[Exercise requirements] Reproduce every entry exactly, without alteration.

Entries from a dataset
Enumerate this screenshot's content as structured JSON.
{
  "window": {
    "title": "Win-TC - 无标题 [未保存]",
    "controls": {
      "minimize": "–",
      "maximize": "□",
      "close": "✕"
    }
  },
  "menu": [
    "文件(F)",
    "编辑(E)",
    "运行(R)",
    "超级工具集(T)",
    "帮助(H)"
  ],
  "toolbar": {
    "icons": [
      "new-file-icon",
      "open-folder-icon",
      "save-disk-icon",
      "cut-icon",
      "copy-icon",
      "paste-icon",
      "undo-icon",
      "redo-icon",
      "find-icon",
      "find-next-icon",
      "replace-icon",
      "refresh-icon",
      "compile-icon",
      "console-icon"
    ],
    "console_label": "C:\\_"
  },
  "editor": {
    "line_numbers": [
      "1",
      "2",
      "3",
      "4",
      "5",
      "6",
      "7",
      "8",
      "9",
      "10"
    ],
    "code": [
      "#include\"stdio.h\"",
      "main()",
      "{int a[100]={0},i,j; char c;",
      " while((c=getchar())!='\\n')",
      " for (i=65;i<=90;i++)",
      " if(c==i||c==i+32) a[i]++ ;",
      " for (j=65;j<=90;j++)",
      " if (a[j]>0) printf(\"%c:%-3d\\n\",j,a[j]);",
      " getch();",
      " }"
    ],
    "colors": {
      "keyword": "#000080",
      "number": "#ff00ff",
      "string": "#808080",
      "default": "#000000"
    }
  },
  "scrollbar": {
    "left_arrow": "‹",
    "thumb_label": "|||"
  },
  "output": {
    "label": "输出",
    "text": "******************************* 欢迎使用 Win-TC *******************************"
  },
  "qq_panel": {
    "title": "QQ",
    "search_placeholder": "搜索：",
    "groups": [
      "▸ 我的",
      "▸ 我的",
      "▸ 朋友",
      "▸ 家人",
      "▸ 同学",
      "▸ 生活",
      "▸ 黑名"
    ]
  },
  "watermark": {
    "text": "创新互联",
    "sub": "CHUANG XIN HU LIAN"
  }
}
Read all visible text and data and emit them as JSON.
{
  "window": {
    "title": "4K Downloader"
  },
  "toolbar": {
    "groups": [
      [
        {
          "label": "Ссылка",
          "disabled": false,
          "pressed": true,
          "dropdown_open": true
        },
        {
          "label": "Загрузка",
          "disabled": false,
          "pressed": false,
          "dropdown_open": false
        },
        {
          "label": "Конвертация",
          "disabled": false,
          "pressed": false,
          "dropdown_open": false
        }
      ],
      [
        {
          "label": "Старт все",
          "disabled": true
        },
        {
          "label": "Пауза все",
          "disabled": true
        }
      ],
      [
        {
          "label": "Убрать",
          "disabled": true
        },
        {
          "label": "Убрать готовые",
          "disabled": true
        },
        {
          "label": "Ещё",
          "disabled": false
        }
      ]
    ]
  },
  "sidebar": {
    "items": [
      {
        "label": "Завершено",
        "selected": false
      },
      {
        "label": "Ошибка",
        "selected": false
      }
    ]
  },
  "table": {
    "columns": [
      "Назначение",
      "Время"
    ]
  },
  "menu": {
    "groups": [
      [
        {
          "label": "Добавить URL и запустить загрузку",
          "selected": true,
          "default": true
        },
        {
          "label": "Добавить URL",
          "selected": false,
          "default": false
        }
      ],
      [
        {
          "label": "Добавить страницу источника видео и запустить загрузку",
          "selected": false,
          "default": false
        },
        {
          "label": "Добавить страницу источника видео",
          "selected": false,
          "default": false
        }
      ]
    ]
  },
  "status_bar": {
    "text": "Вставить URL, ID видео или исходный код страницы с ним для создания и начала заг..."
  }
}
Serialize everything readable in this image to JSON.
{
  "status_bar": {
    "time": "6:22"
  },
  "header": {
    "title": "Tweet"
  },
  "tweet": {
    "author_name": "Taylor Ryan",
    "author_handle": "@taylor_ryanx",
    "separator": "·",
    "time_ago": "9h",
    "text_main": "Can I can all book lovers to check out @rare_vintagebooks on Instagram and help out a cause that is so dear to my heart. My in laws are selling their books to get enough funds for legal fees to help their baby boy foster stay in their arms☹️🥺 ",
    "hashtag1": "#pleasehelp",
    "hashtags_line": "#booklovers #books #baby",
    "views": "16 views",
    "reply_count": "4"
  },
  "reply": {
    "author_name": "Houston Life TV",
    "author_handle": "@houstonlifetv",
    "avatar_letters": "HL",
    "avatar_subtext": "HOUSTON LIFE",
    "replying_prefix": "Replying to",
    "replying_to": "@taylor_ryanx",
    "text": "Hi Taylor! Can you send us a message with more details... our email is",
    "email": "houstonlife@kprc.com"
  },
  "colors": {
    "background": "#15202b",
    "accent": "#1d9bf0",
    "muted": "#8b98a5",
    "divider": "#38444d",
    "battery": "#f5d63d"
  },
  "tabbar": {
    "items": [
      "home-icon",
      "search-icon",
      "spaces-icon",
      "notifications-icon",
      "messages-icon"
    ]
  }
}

[Answer to this exercise]
Enumerate this screenshot's content as structured JSON.
{
  "window": {
    "title": "Win-TC - 无标题 [未保存]",
    "controls": {
      "minimize": "–",
      "maximize": "□",
      "close": "✕"
    }
  },
  "menu": [
    "文件(F)",
    "编辑(E)",
    "运行(R)",
    "超级工具集(T)",
    "帮助(H)"
  ],
  "toolbar": {
    "icons": [
      "new-file-icon",
      "open-folder-icon",
      "save-disk-icon",
      "cut-icon",
      "copy-icon",
      "paste-icon",
      "undo-icon",
      "redo-icon",
      "find-icon",
      "find-next-icon",
      "replace-icon",
      "refresh-icon",
      "compile-icon",
      "console-icon"
    ],
    "console_label": "C:\\_"
  },
  "editor": {
    "line_numbers": [
      "1",
      "2",
      "3",
      "4",
      "5",
      "6",
      "7",
      "8",
      "9",
      "10"
    ],
    "code": [
      "#include\"stdio.h\"",
      "main()",
      "{int a[100]={0},i,j; char c;",
      " while((c=getchar())!='\\n')",
      " for (i=65;i<=90;i++)",
      " if(c==i||c==i+32) a[i]++ ;",
      " for (j=65;j<=90;j++)",
      " if (a[j]>0) printf(\"%c:%-3d\\n\",j,a[j]);",
      " getch();",
      " }"
    ],
    "colors": {
      "keyword": "#000080",
      "number": "#ff00ff",
      "string": "#808080",
      "default": "#000000"
    }
  },
  "scrollbar": {
    "left_arrow": "‹",
    "thumb_label": "|||"
  },
  "output": {
    "label": "输出",
    "text": "******************************* 欢迎使用 Win-TC *******************************"
  },
  "qq_panel": {
    "title": "QQ",
    "search_placeholder": "搜索：",
    "groups": [
      "▸ 我的",
      "▸ 我的",
      "▸ 朋友",
      "▸ 家人",
      "▸ 同学",
      "▸ 生活",
      "▸ 黑名"
    ]
  },
  "watermark": {
    "text": "创新互联",
    "sub": "CHUANG XIN HU LIAN"
  }
}
Read all visible text and data and emit them as JSON.
{
  "window": {
    "title": "4K Downloader"
  },
  "toolbar": {
    "groups": [
      [
        {
          "label": "Ссылка",
          "disabled": false,
          "pressed": true,
          "dropdown_open": true
        },
        {
          "label": "Загрузка",
          "disabled": false,
          "pressed": false,
          "dropdown_open": false
        },
        {
          "label": "Конвертация",
          "disabled": false,
          "pressed": false,
          "dropdown_open": false
        }
      ],
      [
        {
          "label": "Старт все",
          "disabled": true
        },
        {
          "label": "Пауза все",
          "disabled": true
        }
      ],
      [
        {
          "label": "Убрать",
          "disabled": true
        },
        {
          "label": "Убрать готовые",
          "disabled": true
        },
        {
          "label": "Ещё",
          "disabled": false
        }
      ]
    ]
  },
  "sidebar": {
    "items": [
      {
        "label": "Завершено",
        "selected": false
      },
      {
        "label": "Ошибка",
        "selected": false
      }
    ]
  },
  "table": {
    "columns": [
      "Назначение",
      "Время"
    ]
  },
  "menu": {
    "groups": [
      [
        {
          "label": "Добавить URL и запустить загрузку",
          "selected": true,
          "default": true
        },
        {
          "label": "Добавить URL",
          "selected": false,
          "default": false
        }
      ],
      [
        {
          "label": "Добавить страницу источника видео и запустить загрузку",
          "selected": false,
          "default": false
        },
        {
          "label": "Добавить страницу источника видео",
          "selected": false,
          "default": false
        }
      ]
    ]
  },
  "status_bar": {
    "text": "Вставить URL, ID видео или исходный код страницы с ним для создания и начала заг..."
  }
}
Serialize everything readable in this image to JSON.
{
  "status_bar": {
    "time": "6:22"
  },
  "header": {
    "title": "Tweet"
  },
  "tweet": {
    "author_name": "Taylor Ryan",
    "author_handle": "@taylor_ryanx",
    "separator": "·",
    "time_ago": "9h",
    "text_main": "Can I can all book lovers to check out @rare_vintagebooks on Instagram and help out a cause that is so dear to my heart. My in laws are selling their books to get enough funds for legal fees to help their baby boy foster stay in their arms☹️🥺 ",
    "hashtag1": "#pleasehelp",
    "hashtags_line": "#booklovers #books #baby",
    "views": "16 views",
    "reply_count": "4"
  },
  "reply": {
    "author_name": "Houston Life TV",
    "author_handle": "@houstonlifetv",
    "avatar_letters": "HL",
    "avatar_subtext": "HOUSTON LIFE",
    "replying_prefix": "Replying to",
    "replying_to": "@taylor_ryanx",
    "text": "Hi Taylor! Can you send us a message with more details... our email is",
    "email": "houstonlife@kprc.com"
  },
  "colors": {
    "background": "#15202b",
    "accent": "#1d9bf0",
    "muted": "#8b98a5",
    "divider": "#38444d",
    "battery": "#f5d63d"
  },
  "tabbar": {
    "items": [
      "home-icon",
      "search-icon",
      "spaces-icon",
      "notifications-icon",
      "messages-icon"
    ]
  }
}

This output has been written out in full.